§ TASK DESCRIPTION: Locate each line with the string "noise" in the listing below and copy it.

───── RECORDS FOR THIS TASK ─────

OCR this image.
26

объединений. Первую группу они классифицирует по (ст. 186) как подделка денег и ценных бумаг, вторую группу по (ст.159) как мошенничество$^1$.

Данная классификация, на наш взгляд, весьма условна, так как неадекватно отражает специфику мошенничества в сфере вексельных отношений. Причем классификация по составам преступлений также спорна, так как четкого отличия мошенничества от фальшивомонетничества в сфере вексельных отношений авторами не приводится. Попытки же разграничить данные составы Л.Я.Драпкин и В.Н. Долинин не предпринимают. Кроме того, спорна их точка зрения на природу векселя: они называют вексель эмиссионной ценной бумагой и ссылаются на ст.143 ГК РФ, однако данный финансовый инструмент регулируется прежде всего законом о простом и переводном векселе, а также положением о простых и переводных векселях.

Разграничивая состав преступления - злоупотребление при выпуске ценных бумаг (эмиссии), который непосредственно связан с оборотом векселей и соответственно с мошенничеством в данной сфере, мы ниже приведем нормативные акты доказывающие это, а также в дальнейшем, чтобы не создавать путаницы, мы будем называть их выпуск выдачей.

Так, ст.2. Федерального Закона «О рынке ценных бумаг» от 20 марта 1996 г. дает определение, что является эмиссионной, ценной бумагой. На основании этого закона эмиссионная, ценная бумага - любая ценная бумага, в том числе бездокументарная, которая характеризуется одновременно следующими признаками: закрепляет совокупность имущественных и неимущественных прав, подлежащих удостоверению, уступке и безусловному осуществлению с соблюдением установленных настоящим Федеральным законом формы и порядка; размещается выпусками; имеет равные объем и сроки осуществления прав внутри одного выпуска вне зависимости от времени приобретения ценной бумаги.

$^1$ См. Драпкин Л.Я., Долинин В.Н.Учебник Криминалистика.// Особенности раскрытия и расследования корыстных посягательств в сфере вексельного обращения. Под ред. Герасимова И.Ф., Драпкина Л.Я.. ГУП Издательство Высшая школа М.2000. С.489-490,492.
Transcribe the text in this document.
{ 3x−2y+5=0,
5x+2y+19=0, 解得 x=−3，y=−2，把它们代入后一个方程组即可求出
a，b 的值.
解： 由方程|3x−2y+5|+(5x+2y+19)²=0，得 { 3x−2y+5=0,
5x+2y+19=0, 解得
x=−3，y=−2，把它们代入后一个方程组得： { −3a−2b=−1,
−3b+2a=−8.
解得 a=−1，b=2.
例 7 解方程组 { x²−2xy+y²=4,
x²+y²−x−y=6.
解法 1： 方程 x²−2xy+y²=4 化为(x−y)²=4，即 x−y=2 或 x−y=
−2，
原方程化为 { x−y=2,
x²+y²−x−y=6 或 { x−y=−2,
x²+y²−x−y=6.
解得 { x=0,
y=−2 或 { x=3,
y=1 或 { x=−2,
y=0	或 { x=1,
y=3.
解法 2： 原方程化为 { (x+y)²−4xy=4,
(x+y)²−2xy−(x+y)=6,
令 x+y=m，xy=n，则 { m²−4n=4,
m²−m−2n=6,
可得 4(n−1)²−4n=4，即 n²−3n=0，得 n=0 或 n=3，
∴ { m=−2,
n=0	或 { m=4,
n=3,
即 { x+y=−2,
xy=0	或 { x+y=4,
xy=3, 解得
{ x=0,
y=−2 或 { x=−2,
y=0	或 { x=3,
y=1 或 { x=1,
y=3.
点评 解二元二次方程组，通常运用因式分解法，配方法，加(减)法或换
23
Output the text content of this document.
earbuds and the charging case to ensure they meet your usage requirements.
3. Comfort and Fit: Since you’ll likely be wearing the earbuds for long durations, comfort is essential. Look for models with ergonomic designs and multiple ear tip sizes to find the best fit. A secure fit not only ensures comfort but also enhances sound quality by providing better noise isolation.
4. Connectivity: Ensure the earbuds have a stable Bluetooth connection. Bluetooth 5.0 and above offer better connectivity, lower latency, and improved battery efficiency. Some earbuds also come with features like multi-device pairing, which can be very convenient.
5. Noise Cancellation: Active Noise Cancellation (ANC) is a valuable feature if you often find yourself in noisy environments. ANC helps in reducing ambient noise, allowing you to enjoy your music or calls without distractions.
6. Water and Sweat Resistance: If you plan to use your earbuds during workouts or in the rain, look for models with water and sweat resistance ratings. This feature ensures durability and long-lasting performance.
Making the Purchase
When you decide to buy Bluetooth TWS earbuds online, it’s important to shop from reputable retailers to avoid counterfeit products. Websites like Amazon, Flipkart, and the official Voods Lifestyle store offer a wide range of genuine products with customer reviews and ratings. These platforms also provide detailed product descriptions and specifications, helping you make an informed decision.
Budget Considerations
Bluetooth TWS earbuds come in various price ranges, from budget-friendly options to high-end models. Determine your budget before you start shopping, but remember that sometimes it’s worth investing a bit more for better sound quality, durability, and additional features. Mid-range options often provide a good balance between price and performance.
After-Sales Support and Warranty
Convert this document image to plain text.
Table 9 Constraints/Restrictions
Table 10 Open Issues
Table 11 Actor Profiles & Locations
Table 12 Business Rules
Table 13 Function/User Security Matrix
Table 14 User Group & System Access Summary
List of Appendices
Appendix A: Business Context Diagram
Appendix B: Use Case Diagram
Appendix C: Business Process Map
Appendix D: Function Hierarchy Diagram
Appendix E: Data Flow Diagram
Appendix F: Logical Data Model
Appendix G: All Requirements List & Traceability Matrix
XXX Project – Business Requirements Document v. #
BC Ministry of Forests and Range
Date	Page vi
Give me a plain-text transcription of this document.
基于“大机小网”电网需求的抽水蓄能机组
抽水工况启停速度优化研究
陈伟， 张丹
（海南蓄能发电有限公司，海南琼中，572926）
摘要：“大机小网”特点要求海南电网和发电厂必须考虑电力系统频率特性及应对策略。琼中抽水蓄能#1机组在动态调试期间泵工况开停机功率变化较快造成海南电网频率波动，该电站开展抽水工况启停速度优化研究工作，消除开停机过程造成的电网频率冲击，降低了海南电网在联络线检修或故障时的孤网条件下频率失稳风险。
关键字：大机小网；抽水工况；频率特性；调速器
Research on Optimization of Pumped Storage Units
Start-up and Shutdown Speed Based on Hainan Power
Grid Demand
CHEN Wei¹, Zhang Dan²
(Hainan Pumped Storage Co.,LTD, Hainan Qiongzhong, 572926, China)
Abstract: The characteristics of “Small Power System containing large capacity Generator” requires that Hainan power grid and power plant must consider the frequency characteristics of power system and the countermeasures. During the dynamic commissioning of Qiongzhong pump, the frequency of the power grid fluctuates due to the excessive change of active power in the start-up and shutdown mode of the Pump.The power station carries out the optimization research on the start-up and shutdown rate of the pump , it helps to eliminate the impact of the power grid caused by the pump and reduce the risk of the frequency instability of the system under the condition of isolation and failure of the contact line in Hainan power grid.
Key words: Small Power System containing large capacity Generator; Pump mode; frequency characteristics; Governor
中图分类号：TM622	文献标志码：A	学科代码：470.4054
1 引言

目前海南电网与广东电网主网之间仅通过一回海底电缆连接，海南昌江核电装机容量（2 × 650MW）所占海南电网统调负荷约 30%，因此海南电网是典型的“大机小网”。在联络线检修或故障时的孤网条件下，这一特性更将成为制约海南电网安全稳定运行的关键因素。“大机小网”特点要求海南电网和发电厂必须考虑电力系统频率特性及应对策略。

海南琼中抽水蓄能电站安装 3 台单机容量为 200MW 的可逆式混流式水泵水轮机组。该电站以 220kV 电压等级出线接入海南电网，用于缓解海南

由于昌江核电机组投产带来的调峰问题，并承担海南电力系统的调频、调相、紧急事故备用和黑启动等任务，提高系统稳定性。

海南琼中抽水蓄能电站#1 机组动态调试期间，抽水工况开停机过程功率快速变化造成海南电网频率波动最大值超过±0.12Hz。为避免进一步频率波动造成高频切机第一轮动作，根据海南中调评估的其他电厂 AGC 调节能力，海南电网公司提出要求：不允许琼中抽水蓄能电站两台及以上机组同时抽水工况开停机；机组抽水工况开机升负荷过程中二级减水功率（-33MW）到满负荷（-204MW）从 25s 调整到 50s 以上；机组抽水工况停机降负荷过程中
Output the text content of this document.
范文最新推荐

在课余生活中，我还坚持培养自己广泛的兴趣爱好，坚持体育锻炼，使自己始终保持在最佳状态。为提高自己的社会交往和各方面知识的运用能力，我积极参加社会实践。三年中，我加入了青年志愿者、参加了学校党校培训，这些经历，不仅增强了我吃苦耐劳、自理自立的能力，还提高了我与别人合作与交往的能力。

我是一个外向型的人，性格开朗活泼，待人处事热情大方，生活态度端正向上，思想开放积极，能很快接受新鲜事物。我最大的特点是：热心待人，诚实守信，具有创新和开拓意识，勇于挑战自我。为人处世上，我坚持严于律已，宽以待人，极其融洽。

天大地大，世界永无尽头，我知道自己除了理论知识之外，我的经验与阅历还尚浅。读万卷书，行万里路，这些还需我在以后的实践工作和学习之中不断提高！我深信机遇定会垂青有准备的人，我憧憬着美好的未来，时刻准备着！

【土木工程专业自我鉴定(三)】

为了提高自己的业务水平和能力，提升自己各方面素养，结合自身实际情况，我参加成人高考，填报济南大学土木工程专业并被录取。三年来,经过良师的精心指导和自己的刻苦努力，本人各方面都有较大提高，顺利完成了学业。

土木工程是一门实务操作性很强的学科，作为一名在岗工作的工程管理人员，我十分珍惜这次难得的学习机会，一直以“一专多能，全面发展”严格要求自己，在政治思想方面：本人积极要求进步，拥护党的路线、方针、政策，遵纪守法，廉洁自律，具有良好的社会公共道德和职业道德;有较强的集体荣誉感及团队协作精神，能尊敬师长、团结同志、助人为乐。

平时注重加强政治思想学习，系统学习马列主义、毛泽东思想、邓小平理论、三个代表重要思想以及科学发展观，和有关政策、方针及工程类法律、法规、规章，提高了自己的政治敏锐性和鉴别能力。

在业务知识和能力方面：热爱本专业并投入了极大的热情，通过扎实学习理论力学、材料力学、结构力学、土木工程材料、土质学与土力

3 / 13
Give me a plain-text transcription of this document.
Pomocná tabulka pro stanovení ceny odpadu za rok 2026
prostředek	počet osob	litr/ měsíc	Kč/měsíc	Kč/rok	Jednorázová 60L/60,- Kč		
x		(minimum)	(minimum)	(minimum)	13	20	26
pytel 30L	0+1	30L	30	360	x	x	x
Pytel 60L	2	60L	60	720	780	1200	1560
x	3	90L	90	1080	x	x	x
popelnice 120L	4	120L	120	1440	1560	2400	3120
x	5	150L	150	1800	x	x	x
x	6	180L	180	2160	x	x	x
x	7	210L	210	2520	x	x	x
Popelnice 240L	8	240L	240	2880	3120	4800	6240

─────

§ SOLUTION TO THIS TASK:
3. Comfort and Fit: Since you’ll likely be wearing the earbuds for long durations, comfort is essential. Look for models with ergonomic designs and multiple ear tip sizes to find the best fit. A secure fit not only ensures comfort but also enhances sound quality by providing better noise isolation.
5. Noise Cancellation: Active Noise Cancellation (ANC) is a valuable feature if you often find yourself in noisy environments. ANC helps in reducing ambient noise, allowing you to enjoy your music or calls without distractions.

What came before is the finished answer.